[DIRECTIVE] Show each line of the data below that has the string "Canon" in it.

[DATA IN THIS EXERCISE]
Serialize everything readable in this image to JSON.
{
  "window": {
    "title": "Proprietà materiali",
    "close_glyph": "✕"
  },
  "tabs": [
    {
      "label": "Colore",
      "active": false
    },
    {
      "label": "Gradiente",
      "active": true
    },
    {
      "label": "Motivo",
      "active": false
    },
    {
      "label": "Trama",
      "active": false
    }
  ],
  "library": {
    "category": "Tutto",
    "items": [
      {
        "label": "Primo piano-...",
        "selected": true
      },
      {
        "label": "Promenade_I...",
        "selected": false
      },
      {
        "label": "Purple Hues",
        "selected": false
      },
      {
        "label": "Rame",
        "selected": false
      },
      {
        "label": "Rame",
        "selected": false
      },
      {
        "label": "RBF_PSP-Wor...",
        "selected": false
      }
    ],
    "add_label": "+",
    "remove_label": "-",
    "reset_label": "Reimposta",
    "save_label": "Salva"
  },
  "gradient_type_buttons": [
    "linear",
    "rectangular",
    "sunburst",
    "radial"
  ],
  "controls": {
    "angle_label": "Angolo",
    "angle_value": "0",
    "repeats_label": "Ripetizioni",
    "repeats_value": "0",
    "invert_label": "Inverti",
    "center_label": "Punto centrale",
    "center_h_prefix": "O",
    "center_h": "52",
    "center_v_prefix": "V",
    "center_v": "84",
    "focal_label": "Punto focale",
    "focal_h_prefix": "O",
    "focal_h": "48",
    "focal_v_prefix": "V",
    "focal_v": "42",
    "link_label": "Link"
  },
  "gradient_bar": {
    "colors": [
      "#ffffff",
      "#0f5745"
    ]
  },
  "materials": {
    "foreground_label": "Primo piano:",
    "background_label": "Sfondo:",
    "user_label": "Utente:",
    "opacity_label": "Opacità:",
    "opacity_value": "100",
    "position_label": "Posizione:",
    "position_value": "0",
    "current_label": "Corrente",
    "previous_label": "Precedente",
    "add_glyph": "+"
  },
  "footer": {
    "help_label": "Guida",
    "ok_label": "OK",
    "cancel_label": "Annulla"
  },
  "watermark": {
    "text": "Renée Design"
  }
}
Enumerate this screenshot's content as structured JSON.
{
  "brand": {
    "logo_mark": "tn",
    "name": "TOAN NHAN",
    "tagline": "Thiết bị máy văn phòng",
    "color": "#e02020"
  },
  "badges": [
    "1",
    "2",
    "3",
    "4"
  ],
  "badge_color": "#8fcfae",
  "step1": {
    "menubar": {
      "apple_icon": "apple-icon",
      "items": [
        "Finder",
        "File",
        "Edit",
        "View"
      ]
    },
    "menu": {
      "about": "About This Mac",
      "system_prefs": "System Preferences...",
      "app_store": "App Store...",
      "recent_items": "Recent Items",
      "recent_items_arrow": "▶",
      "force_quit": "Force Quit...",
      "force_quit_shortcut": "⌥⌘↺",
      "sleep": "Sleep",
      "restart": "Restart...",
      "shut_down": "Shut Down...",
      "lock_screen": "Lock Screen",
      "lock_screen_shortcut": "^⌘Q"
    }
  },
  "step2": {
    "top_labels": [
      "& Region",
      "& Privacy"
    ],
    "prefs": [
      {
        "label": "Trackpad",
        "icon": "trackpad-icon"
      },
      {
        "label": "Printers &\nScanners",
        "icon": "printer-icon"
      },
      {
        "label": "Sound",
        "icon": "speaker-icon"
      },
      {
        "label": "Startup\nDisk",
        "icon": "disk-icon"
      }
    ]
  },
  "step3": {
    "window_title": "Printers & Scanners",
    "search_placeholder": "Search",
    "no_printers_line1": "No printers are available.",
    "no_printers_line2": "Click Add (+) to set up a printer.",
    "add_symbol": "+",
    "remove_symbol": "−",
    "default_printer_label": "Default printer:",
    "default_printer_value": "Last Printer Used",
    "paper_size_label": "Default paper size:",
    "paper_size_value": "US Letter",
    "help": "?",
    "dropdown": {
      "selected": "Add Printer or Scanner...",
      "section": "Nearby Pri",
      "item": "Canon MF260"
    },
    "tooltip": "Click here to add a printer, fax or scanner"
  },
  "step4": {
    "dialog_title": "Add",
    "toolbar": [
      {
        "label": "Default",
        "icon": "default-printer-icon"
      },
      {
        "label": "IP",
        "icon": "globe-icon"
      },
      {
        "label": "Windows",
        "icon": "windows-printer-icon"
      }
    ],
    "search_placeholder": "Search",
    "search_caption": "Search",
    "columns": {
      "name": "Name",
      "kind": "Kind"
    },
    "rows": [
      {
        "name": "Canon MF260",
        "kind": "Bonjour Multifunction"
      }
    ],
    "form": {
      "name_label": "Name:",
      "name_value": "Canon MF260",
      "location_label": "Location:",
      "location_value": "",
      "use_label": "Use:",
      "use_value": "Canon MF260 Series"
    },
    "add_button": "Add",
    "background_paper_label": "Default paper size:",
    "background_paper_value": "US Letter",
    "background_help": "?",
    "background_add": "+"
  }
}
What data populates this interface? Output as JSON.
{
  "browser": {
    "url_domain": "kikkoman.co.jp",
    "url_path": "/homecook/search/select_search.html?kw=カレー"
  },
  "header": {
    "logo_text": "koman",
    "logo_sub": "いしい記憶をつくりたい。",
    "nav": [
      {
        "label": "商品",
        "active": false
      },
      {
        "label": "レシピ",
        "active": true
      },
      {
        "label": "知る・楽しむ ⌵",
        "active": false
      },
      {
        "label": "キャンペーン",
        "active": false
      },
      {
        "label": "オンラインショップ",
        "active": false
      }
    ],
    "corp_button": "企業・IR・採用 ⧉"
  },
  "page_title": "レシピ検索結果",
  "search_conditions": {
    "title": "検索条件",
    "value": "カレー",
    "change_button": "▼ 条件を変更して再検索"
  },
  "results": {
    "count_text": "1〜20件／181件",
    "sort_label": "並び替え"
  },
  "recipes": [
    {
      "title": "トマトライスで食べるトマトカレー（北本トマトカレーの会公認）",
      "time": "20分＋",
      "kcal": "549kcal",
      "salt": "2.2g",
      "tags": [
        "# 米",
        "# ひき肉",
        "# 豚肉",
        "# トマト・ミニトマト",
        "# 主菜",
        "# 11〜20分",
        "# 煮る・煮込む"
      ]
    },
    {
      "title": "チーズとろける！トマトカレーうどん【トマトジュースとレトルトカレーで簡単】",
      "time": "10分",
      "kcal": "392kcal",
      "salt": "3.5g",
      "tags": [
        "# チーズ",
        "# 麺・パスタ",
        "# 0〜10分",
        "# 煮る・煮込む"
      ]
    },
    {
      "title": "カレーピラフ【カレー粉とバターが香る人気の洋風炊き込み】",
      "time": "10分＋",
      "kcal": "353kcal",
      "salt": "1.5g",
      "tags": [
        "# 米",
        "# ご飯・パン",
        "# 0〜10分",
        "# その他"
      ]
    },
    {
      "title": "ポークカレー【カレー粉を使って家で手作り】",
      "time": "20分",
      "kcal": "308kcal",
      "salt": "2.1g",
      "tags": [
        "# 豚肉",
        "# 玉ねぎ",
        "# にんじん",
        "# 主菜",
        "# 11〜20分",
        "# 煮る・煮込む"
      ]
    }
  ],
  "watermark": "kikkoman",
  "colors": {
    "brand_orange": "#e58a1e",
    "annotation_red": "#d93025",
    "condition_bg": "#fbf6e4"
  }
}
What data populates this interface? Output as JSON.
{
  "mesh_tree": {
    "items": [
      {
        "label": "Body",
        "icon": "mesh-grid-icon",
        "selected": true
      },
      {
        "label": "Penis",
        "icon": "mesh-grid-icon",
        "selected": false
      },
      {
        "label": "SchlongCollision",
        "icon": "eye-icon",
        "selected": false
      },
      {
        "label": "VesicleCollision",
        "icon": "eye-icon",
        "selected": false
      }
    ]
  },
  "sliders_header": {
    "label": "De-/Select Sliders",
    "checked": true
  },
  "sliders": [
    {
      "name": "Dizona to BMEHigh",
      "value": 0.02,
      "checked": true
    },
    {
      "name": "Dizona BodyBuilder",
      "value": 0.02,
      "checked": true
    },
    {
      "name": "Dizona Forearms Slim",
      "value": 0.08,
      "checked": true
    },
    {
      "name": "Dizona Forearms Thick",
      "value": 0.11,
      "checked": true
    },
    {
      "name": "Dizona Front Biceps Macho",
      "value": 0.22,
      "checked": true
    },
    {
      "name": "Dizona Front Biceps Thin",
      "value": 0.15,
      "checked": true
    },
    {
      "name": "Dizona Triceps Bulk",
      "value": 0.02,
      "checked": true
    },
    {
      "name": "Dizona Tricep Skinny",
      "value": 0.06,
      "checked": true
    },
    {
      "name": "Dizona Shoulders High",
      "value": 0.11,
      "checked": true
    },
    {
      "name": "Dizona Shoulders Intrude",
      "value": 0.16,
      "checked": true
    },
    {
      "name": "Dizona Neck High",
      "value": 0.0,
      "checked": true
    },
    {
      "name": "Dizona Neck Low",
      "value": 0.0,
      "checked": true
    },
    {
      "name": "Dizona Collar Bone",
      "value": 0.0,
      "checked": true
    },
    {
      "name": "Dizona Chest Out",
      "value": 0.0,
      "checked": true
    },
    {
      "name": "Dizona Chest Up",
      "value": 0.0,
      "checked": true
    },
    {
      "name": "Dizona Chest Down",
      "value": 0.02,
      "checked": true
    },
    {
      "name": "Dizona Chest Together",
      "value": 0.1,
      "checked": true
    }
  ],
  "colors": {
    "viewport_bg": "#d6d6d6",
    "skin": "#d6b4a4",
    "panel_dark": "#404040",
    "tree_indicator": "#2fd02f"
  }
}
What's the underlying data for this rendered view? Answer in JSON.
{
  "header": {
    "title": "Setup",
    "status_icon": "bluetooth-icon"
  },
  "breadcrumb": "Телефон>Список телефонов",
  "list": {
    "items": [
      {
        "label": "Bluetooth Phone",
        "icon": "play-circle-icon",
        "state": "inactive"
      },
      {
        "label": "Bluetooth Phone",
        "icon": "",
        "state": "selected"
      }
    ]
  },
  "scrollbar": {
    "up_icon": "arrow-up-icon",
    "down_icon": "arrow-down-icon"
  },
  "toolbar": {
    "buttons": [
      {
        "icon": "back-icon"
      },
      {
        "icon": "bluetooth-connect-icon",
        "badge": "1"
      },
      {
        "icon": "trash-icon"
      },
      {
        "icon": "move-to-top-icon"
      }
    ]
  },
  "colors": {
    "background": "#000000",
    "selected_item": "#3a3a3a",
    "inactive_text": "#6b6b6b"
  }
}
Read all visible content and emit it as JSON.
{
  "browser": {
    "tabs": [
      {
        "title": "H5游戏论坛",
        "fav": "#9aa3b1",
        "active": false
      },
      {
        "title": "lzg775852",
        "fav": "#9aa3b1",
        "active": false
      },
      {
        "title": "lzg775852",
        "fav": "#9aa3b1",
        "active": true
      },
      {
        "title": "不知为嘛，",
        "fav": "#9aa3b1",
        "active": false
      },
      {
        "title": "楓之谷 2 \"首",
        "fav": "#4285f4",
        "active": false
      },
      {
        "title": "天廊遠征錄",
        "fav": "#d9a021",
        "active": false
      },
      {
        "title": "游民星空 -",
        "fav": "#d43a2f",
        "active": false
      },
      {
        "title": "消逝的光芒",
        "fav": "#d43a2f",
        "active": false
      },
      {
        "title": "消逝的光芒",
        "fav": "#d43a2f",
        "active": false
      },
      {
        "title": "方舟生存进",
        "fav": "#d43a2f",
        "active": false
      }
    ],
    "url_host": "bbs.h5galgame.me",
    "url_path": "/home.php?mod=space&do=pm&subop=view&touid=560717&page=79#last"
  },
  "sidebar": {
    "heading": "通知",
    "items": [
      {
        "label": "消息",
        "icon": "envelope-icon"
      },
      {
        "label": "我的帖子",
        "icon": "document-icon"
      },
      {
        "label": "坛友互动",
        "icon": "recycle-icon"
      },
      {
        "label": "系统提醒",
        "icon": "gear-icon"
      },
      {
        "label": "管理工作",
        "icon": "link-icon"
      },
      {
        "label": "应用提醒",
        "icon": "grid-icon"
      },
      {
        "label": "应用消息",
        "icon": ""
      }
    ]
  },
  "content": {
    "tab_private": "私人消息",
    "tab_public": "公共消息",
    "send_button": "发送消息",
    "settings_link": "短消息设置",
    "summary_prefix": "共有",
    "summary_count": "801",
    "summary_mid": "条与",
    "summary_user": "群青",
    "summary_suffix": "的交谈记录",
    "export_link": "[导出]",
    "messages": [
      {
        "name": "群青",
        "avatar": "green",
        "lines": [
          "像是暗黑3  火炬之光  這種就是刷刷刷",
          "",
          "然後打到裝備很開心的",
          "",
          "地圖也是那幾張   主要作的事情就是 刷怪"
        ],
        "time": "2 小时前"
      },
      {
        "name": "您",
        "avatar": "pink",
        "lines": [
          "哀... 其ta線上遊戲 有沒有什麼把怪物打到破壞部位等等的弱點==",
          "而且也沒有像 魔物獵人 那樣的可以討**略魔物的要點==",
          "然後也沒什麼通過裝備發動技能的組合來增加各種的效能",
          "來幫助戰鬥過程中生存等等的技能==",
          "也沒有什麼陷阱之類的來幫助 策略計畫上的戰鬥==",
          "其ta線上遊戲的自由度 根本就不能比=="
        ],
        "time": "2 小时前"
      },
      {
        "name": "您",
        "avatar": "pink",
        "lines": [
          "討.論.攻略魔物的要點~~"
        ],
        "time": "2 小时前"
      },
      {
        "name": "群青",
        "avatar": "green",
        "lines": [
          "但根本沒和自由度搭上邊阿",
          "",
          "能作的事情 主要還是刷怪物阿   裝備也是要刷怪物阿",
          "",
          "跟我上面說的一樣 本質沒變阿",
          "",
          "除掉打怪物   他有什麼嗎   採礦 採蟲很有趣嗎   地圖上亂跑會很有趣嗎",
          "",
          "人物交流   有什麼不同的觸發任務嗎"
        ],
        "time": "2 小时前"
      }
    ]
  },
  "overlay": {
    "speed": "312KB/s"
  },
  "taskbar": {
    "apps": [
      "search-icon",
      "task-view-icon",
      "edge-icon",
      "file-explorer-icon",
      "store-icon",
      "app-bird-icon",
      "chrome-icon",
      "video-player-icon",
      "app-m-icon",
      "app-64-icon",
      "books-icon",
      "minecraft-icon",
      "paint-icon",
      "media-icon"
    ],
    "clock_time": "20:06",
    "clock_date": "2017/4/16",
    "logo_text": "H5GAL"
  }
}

[OUTPUT]
      "item": "Canon MF260"
        "name": "Canon MF260",
      "name_value": "Canon MF260",
      "use_value": "Canon MF260 Series"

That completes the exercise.